Begin Supplied material

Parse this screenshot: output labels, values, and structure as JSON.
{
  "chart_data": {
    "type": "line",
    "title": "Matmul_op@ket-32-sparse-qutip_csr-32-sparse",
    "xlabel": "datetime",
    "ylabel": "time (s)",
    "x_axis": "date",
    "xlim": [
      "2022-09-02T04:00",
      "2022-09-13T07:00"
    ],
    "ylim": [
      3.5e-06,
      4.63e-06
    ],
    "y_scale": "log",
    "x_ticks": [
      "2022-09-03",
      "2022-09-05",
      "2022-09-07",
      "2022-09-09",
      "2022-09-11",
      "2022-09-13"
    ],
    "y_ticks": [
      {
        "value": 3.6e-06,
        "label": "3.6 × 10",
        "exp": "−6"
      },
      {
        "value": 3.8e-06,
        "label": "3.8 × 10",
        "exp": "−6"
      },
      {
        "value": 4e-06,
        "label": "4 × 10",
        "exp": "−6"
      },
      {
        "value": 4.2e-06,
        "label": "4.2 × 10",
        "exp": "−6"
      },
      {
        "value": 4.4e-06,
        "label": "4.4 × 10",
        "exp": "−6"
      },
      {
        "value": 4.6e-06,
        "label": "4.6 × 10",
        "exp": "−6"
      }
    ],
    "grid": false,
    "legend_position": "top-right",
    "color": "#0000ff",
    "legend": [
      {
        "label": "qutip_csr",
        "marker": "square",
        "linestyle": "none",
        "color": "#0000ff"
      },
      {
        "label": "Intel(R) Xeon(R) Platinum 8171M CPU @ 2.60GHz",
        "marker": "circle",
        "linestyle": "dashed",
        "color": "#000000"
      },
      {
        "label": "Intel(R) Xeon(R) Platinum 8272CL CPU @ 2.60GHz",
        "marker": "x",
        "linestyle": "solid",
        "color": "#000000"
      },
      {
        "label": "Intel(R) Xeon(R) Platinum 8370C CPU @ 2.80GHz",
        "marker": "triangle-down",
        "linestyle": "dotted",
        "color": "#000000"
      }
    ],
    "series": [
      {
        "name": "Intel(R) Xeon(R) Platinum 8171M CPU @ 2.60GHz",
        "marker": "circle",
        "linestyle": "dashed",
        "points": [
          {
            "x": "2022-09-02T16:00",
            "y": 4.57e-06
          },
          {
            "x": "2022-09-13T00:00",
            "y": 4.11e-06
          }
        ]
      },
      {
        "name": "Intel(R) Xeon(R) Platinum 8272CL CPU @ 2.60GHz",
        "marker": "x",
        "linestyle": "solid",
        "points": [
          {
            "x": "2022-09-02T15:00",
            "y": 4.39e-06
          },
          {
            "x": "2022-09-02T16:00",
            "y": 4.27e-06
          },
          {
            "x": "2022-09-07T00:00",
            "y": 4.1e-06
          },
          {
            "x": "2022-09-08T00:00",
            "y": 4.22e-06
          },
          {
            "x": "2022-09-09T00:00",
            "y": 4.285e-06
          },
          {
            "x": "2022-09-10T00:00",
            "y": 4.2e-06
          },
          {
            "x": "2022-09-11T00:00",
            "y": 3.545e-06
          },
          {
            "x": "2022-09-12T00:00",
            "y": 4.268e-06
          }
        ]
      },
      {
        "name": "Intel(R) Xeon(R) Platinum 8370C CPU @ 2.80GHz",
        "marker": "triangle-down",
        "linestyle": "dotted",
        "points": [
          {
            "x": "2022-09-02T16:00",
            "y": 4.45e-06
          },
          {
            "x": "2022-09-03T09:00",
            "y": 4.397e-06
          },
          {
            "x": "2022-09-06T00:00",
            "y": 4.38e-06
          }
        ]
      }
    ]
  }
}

End Supplied material

**Written problem:** List all lines in the material containing the string "Intel".

**Problem solution:**
        "label": "Intel(R) Xeon(R) Platinum 8171M CPU @ 2.60GHz",
        "label": "Intel(R) Xeon(R) Platinum 8272CL CPU @ 2.60GHz",
        "label": "Intel(R) Xeon(R) Platinum 8370C CPU @ 2.80GHz",
        "name": "Intel(R) Xeon(R) Platinum 8171M CPU @ 2.60GHz",
        "name": "Intel(R) Xeon(R) Platinum 8272CL CPU @ 2.60GHz",
        "name": "Intel(R) Xeon(R) Platinum 8370C CPU @ 2.80GHz",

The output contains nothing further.